* [Challenge]
Transcribe all the entries word for word, skipping the pictures.

* [Data records]
____

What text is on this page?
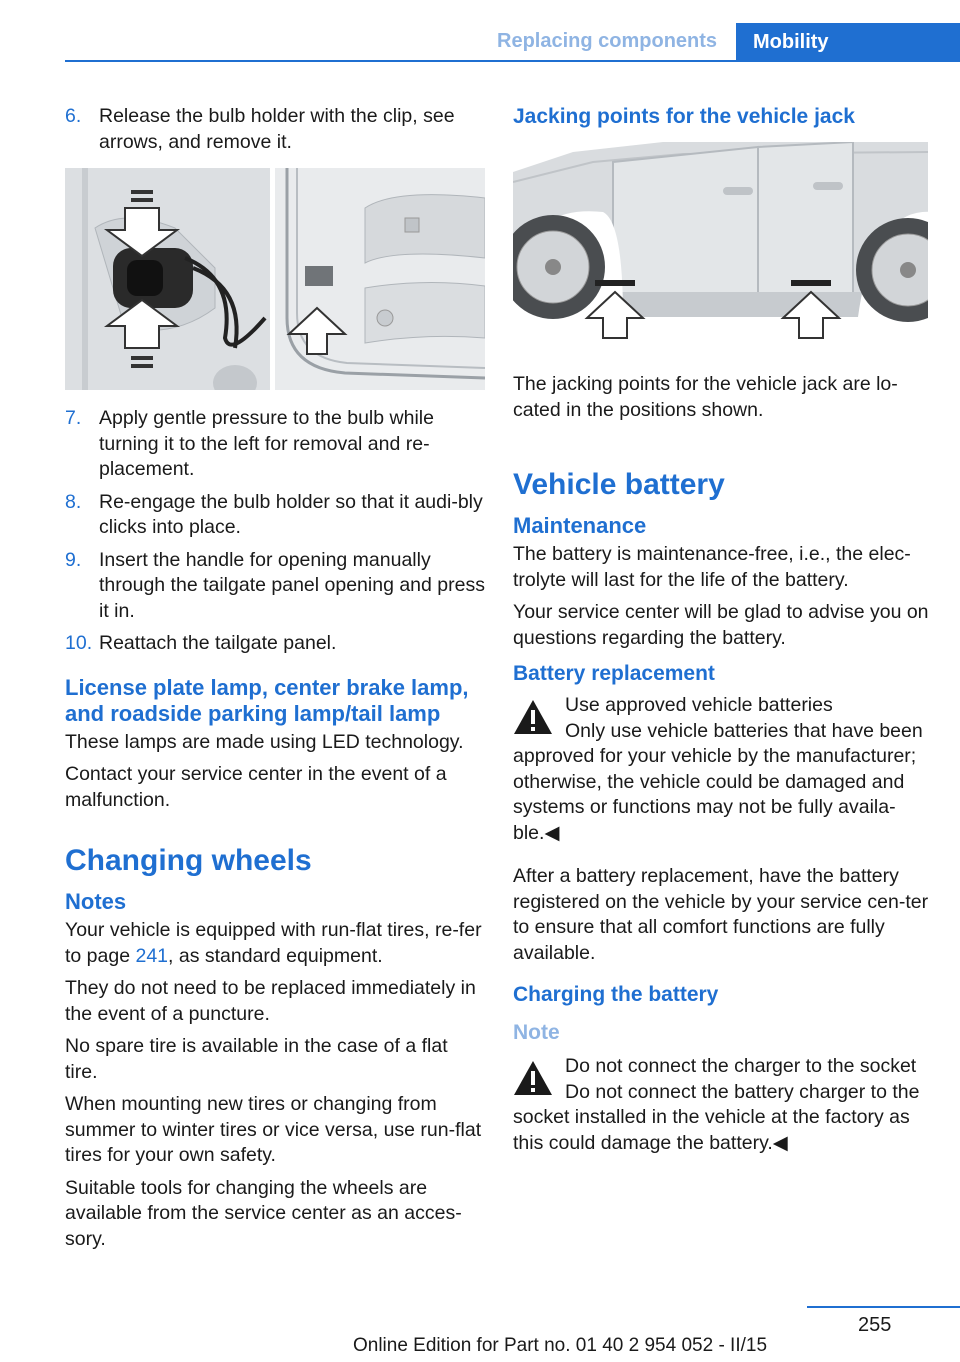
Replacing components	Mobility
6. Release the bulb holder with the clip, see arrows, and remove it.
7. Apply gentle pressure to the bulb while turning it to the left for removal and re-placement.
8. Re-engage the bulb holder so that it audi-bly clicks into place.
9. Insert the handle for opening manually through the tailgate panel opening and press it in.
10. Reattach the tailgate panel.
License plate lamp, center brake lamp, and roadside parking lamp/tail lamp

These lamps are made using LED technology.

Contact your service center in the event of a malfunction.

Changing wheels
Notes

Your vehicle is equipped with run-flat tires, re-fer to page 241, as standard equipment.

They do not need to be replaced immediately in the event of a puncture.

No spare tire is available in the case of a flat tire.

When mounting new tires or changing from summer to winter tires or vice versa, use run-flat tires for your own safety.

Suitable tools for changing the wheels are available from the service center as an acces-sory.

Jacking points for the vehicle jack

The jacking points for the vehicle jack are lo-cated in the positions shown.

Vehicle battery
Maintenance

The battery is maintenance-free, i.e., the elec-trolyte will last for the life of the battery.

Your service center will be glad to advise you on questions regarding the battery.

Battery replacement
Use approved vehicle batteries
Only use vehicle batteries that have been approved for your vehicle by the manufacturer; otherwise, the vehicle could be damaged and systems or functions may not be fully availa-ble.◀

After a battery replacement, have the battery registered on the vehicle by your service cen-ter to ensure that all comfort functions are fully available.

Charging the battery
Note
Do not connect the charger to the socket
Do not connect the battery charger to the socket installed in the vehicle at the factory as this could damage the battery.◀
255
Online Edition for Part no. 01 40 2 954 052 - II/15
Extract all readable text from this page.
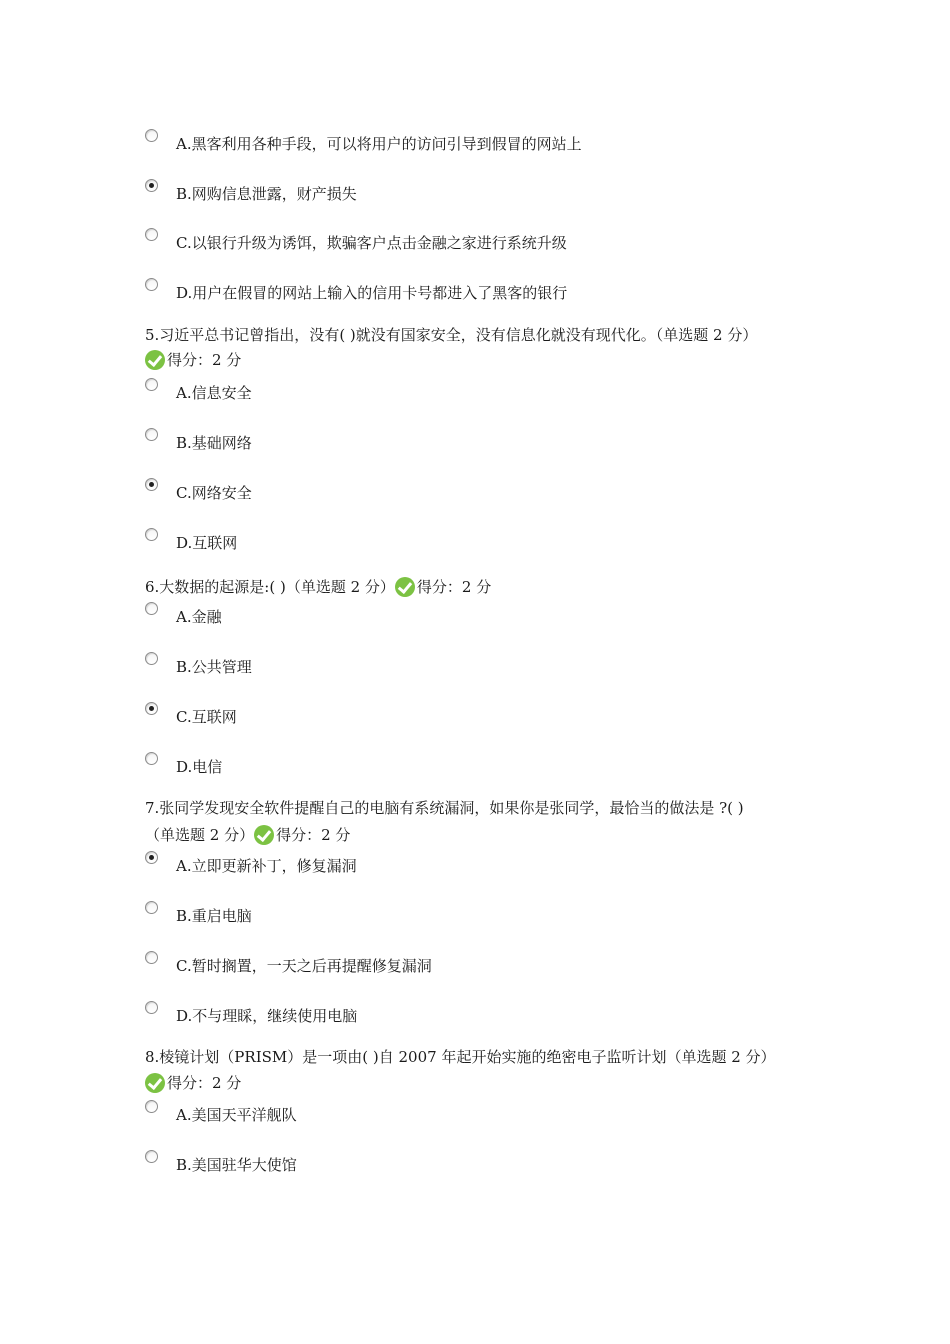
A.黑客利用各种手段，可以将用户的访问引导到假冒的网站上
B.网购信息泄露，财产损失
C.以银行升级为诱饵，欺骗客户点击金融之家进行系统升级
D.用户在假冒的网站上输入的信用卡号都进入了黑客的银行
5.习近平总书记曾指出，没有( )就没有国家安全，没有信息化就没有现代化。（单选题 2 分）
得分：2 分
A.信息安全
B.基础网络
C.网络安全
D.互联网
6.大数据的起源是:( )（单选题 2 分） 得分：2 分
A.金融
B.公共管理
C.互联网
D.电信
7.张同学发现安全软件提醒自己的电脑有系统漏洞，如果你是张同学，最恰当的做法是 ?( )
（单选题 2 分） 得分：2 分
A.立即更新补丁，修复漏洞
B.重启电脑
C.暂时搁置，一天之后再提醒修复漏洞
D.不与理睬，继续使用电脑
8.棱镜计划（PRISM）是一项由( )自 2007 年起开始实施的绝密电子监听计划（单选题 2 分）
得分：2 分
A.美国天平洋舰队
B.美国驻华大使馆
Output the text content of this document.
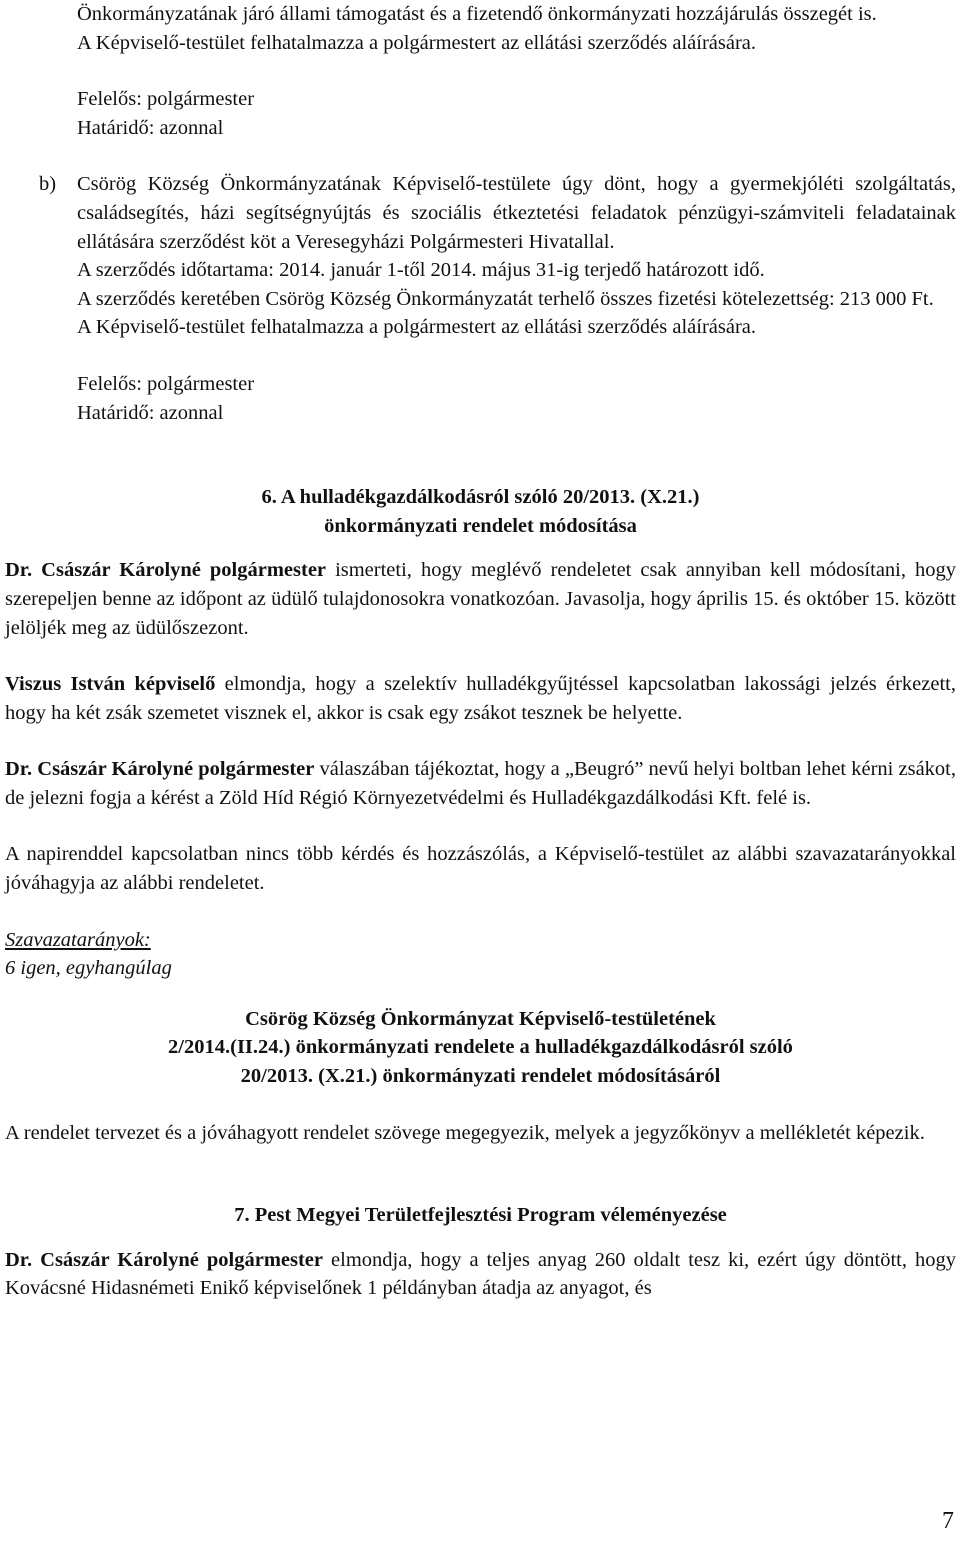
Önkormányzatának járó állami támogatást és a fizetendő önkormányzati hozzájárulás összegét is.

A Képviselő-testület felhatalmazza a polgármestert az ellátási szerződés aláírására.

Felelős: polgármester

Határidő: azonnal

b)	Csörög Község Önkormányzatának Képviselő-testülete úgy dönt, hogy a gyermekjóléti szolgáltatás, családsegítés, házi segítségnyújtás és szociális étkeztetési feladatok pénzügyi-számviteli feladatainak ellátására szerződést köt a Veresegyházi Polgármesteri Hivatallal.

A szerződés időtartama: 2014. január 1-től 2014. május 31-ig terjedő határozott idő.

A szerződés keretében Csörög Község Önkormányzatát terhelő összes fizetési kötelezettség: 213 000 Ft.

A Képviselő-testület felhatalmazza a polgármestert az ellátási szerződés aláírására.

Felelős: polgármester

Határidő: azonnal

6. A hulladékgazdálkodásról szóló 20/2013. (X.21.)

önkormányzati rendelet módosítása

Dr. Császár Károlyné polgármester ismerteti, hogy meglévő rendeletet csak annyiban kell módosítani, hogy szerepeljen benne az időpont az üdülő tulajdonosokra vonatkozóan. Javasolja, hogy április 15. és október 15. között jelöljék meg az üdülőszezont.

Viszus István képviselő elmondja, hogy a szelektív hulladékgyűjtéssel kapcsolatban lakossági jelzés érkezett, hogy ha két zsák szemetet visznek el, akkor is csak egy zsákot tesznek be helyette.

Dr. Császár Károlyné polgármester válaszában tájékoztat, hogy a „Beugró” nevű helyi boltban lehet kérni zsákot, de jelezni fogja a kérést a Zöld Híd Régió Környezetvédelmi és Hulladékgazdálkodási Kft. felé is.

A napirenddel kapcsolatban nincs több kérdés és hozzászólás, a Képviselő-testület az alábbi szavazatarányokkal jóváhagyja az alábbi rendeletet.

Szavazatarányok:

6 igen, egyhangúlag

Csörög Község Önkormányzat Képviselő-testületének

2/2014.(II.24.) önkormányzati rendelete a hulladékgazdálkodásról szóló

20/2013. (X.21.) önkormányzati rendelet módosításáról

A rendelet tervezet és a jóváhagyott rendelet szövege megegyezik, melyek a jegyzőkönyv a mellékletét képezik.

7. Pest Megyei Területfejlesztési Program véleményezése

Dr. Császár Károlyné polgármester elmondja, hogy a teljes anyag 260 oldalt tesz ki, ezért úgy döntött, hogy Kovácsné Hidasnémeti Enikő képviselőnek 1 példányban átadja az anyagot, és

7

____

* [Answer]
What text is on this page?
Replacing components	Mobility
6. Release the bulb holder with the clip, see arrows, and remove it.
7. Apply gentle pressure to the bulb while turning it to the left for removal and re-placement.
8. Re-engage the bulb holder so that it audi-bly clicks into place.
9. Insert the handle for opening manually through the tailgate panel opening and press it in.
10. Reattach the tailgate panel.
License plate lamp, center brake lamp, and roadside parking lamp/tail lamp

These lamps are made using LED technology.

Contact your service center in the event of a malfunction.

Changing wheels
Notes

Your vehicle is equipped with run-flat tires, re-fer to page 241, as standard equipment.

They do not need to be replaced immediately in the event of a puncture.

No spare tire is available in the case of a flat tire.

When mounting new tires or changing from summer to winter tires or vice versa, use run-flat tires for your own safety.

Suitable tools for changing the wheels are available from the service center as an acces-sory.

Jacking points for the vehicle jack

The jacking points for the vehicle jack are lo-cated in the positions shown.

Vehicle battery
Maintenance

The battery is maintenance-free, i.e., the elec-trolyte will last for the life of the battery.

Your service center will be glad to advise you on questions regarding the battery.

Battery replacement
Use approved vehicle batteries
Only use vehicle batteries that have been approved for your vehicle by the manufacturer; otherwise, the vehicle could be damaged and systems or functions may not be fully availa-ble.◀

After a battery replacement, have the battery registered on the vehicle by your service cen-ter to ensure that all comfort functions are fully available.

Charging the battery
Note
Do not connect the charger to the socket
Do not connect the battery charger to the socket installed in the vehicle at the factory as this could damage the battery.◀
255
Online Edition for Part no. 01 40 2 954 052 - II/15
Extract all readable text from this page.
A.黑客利用各种手段，可以将用户的访问引导到假冒的网站上
B.网购信息泄露，财产损失
C.以银行升级为诱饵，欺骗客户点击金融之家进行系统升级
D.用户在假冒的网站上输入的信用卡号都进入了黑客的银行
5.习近平总书记曾指出，没有( )就没有国家安全，没有信息化就没有现代化。（单选题 2 分）
得分：2 分
A.信息安全
B.基础网络
C.网络安全
D.互联网
6.大数据的起源是:( )（单选题 2 分） 得分：2 分
A.金融
B.公共管理
C.互联网
D.电信
7.张同学发现安全软件提醒自己的电脑有系统漏洞，如果你是张同学，最恰当的做法是 ?( )
（单选题 2 分） 得分：2 分
A.立即更新补丁，修复漏洞
B.重启电脑
C.暂时搁置，一天之后再提醒修复漏洞
D.不与理睬，继续使用电脑
8.棱镜计划（PRISM）是一项由( )自 2007 年起开始实施的绝密电子监听计划（单选题 2 分）
得分：2 分
A.美国天平洋舰队
B.美国驻华大使馆
Output the text content of this document.
Önkormányzatának járó állami támogatást és a fizetendő önkormányzati hozzájárulás összegét is.

A Képviselő-testület felhatalmazza a polgármestert az ellátási szerződés aláírására.

Felelős: polgármester

Határidő: azonnal

b)	Csörög Község Önkormányzatának Képviselő-testülete úgy dönt, hogy a gyermekjóléti szolgáltatás, családsegítés, házi segítségnyújtás és szociális étkeztetési feladatok pénzügyi-számviteli feladatainak ellátására szerződést köt a Veresegyházi Polgármesteri Hivatallal.

A szerződés időtartama: 2014. január 1-től 2014. május 31-ig terjedő határozott idő.

A szerződés keretében Csörög Község Önkormányzatát terhelő összes fizetési kötelezettség: 213 000 Ft.

A Képviselő-testület felhatalmazza a polgármestert az ellátási szerződés aláírására.

Felelős: polgármester

Határidő: azonnal

6. A hulladékgazdálkodásról szóló 20/2013. (X.21.)

önkormányzati rendelet módosítása

Dr. Császár Károlyné polgármester ismerteti, hogy meglévő rendeletet csak annyiban kell módosítani, hogy szerepeljen benne az időpont az üdülő tulajdonosokra vonatkozóan. Javasolja, hogy április 15. és október 15. között jelöljék meg az üdülőszezont.

Viszus István képviselő elmondja, hogy a szelektív hulladékgyűjtéssel kapcsolatban lakossági jelzés érkezett, hogy ha két zsák szemetet visznek el, akkor is csak egy zsákot tesznek be helyette.

Dr. Császár Károlyné polgármester válaszában tájékoztat, hogy a „Beugró” nevű helyi boltban lehet kérni zsákot, de jelezni fogja a kérést a Zöld Híd Régió Környezetvédelmi és Hulladékgazdálkodási Kft. felé is.

A napirenddel kapcsolatban nincs több kérdés és hozzászólás, a Képviselő-testület az alábbi szavazatarányokkal jóváhagyja az alábbi rendeletet.

Szavazatarányok:

6 igen, egyhangúlag

Csörög Község Önkormányzat Képviselő-testületének

2/2014.(II.24.) önkormányzati rendelete a hulladékgazdálkodásról szóló

20/2013. (X.21.) önkormányzati rendelet módosításáról

A rendelet tervezet és a jóváhagyott rendelet szövege megegyezik, melyek a jegyzőkönyv a mellékletét képezik.

7. Pest Megyei Területfejlesztési Program véleményezése

Dr. Császár Károlyné polgármester elmondja, hogy a teljes anyag 260 oldalt tesz ki, ezért úgy döntött, hogy Kovácsné Hidasnémeti Enikő képviselőnek 1 példányban átadja az anyagot, és

7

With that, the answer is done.